>>>

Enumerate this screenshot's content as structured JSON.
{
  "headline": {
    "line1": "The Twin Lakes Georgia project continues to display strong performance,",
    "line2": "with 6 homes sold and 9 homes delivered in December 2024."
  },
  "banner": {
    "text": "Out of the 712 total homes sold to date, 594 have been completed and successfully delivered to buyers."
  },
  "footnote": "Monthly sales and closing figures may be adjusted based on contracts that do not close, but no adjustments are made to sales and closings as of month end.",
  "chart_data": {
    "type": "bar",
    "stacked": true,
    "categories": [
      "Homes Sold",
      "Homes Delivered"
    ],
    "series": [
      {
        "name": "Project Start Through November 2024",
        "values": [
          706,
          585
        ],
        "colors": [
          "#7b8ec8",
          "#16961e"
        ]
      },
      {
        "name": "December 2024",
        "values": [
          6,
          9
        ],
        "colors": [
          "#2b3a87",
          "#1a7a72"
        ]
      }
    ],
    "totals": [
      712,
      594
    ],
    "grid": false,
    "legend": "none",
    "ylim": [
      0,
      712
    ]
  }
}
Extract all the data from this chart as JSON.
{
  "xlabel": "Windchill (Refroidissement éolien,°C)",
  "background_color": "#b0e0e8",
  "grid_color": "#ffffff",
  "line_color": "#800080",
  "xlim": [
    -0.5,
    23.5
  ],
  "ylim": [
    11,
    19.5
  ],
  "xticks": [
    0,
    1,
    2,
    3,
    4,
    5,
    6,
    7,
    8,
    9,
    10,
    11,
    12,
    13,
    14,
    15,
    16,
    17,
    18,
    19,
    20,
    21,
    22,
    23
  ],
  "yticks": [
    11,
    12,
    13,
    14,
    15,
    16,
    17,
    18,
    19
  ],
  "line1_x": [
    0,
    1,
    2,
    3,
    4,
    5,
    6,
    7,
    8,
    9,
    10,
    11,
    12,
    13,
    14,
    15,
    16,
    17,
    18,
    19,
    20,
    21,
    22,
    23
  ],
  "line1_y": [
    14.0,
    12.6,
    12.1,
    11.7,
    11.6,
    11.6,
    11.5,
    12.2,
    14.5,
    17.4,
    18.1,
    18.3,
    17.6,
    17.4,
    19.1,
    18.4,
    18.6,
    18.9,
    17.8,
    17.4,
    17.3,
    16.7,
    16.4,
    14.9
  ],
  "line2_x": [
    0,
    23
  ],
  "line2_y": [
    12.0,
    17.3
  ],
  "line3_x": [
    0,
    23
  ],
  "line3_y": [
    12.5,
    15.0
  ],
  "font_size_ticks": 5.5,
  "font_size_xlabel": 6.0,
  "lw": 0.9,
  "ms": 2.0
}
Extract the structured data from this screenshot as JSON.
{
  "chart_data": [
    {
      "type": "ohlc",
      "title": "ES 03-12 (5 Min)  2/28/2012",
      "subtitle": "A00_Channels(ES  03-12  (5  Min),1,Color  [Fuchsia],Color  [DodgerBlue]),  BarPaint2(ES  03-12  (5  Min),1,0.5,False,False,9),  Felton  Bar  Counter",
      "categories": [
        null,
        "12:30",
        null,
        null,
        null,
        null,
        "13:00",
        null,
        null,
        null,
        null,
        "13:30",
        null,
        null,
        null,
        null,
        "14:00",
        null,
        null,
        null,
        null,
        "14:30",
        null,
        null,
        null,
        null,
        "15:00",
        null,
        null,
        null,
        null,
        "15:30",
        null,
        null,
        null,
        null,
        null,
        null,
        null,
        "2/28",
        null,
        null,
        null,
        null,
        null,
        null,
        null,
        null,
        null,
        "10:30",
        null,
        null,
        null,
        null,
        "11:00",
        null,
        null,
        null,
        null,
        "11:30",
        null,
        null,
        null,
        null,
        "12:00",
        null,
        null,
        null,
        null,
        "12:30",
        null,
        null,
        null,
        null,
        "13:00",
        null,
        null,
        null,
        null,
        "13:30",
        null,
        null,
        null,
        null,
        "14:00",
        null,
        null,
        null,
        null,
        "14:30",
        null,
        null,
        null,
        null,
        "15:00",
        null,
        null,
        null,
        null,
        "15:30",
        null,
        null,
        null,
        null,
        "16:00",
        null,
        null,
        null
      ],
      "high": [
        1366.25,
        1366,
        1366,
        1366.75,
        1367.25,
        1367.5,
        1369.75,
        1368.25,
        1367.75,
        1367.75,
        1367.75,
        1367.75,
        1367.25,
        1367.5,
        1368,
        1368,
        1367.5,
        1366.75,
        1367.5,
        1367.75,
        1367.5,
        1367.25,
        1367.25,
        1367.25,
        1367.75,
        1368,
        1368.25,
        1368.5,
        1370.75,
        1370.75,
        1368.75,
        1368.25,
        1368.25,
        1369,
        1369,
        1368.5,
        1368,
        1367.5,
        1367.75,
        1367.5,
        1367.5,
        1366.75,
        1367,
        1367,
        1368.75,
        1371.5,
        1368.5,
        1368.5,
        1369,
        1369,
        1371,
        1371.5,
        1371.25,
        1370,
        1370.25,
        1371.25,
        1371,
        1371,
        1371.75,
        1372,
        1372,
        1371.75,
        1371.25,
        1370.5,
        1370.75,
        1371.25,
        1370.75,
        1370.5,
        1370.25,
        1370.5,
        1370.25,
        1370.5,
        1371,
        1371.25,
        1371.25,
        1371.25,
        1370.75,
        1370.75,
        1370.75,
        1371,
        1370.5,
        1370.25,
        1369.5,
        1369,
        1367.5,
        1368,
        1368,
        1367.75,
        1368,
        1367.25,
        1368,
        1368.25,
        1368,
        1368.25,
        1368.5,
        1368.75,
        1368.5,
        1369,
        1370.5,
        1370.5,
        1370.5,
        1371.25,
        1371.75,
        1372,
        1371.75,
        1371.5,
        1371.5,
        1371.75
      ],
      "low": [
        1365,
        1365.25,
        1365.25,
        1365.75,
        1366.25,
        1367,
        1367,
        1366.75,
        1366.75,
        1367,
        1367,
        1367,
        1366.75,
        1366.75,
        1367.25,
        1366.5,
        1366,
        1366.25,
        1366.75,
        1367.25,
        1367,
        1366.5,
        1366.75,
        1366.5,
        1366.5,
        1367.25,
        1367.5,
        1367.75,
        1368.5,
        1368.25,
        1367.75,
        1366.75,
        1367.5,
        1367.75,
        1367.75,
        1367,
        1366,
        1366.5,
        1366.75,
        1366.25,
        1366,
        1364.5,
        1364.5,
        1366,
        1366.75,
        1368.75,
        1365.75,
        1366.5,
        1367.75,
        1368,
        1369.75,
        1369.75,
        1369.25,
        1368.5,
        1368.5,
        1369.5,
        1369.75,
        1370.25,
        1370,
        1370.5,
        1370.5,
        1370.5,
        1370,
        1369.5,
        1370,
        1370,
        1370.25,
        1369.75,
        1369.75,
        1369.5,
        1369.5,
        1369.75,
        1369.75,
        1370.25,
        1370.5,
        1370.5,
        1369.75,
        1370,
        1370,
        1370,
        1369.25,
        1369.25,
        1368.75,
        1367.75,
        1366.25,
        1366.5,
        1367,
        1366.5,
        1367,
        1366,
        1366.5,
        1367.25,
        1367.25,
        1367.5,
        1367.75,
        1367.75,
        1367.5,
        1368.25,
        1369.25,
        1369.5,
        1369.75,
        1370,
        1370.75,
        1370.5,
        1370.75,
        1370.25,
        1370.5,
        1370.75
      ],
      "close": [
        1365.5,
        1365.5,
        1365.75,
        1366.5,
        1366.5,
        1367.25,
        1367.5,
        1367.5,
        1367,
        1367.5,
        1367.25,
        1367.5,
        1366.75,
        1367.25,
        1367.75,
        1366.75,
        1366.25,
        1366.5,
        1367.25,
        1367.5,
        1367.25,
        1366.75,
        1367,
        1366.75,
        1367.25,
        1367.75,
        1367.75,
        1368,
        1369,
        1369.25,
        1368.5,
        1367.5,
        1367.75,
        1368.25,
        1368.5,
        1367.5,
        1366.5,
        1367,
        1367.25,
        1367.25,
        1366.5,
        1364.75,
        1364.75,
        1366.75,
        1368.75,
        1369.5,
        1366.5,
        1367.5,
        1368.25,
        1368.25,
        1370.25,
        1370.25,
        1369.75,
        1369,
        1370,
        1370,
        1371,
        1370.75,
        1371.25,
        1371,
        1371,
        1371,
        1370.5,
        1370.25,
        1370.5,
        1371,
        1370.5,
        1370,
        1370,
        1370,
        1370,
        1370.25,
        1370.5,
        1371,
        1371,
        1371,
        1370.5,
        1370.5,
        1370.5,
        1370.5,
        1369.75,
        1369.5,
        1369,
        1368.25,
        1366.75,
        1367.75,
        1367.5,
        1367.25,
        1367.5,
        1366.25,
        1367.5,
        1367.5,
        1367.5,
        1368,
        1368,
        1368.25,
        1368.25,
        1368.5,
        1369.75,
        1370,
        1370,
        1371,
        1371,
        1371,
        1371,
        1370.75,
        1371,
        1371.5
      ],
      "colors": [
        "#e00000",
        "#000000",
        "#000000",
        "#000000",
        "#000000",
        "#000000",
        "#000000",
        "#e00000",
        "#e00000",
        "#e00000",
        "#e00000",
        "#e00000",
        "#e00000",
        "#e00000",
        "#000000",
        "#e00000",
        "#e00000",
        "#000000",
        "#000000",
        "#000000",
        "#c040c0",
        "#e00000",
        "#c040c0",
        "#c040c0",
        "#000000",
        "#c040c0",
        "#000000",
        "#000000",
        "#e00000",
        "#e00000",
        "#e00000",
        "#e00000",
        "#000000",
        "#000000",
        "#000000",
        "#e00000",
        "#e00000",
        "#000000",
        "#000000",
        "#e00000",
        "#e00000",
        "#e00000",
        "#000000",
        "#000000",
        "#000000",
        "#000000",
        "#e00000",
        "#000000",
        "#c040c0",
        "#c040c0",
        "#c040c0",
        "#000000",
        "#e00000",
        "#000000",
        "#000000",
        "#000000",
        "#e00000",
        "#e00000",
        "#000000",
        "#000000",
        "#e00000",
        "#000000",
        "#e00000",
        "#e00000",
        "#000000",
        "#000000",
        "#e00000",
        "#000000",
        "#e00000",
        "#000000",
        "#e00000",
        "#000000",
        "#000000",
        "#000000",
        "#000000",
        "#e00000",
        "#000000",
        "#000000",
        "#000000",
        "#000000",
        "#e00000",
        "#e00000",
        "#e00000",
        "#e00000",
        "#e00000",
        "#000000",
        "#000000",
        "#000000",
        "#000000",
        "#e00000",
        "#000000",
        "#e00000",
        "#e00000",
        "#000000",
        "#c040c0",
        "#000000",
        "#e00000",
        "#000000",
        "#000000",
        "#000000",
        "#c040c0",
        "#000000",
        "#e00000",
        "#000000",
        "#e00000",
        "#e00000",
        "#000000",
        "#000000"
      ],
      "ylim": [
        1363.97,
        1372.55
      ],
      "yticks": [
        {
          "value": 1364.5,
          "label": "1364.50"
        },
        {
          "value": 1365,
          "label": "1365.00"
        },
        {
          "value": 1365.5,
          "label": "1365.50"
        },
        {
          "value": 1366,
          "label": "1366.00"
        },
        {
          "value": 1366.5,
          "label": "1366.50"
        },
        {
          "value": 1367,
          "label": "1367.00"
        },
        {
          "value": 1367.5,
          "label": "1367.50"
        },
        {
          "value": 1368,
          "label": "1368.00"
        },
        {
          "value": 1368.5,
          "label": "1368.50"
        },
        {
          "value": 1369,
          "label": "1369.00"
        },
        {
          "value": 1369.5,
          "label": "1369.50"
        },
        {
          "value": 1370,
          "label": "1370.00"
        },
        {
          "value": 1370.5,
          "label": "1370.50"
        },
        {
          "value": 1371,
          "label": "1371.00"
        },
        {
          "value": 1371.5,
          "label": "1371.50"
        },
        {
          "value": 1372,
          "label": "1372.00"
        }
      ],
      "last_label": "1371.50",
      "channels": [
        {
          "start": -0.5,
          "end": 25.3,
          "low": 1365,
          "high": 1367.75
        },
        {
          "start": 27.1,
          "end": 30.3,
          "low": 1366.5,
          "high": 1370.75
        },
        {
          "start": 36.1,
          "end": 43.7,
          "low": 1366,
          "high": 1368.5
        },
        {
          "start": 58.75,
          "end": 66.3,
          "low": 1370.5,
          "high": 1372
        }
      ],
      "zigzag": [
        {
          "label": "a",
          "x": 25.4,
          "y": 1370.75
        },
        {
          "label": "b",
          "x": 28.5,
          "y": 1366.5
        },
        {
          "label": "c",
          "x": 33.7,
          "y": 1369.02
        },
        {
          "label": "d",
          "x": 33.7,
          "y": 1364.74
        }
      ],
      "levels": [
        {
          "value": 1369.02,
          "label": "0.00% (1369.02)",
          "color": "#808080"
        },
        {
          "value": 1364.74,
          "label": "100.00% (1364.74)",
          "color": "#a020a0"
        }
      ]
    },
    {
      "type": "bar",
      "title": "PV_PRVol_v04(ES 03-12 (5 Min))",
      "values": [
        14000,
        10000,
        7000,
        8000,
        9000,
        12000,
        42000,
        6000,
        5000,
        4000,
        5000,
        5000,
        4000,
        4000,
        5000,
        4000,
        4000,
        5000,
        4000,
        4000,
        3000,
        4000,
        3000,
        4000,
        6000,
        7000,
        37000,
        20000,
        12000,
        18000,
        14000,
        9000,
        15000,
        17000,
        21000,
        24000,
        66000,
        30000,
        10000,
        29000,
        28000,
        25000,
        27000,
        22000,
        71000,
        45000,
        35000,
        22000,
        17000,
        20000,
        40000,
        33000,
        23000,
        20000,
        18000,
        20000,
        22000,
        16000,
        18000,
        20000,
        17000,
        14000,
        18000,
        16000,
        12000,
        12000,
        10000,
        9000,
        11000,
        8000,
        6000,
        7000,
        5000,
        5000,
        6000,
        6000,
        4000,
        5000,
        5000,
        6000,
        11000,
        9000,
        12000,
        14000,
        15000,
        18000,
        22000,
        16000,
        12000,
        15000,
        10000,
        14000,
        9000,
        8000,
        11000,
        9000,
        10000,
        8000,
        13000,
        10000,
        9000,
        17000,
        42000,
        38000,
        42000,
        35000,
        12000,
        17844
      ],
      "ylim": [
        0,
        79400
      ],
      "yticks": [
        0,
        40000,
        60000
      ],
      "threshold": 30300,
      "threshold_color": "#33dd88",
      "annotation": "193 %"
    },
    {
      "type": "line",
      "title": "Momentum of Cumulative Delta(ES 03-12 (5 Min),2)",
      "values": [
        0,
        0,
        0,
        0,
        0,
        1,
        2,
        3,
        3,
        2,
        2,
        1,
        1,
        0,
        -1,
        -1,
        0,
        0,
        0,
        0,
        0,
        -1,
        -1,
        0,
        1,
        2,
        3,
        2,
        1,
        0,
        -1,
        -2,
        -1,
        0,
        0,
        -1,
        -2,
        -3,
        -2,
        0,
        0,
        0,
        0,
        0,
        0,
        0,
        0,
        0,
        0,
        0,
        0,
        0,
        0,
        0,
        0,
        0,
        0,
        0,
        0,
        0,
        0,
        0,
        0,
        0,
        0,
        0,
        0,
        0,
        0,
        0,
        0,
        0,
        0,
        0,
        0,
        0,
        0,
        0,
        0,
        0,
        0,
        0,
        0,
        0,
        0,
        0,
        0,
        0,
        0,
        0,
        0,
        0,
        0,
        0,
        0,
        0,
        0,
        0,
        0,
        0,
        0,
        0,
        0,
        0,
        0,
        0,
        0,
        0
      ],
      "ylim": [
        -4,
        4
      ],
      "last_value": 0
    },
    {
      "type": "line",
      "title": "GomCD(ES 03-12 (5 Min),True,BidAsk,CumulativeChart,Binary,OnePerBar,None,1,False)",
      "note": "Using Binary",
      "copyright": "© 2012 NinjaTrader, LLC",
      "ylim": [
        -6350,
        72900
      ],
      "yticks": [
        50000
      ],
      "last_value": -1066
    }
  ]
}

<<<

### Short problem
Copy every line that contains the string "from".

### Expected answer
Extract all the data from this chart as JSON.
Extract the structured data from this screenshot as JSON.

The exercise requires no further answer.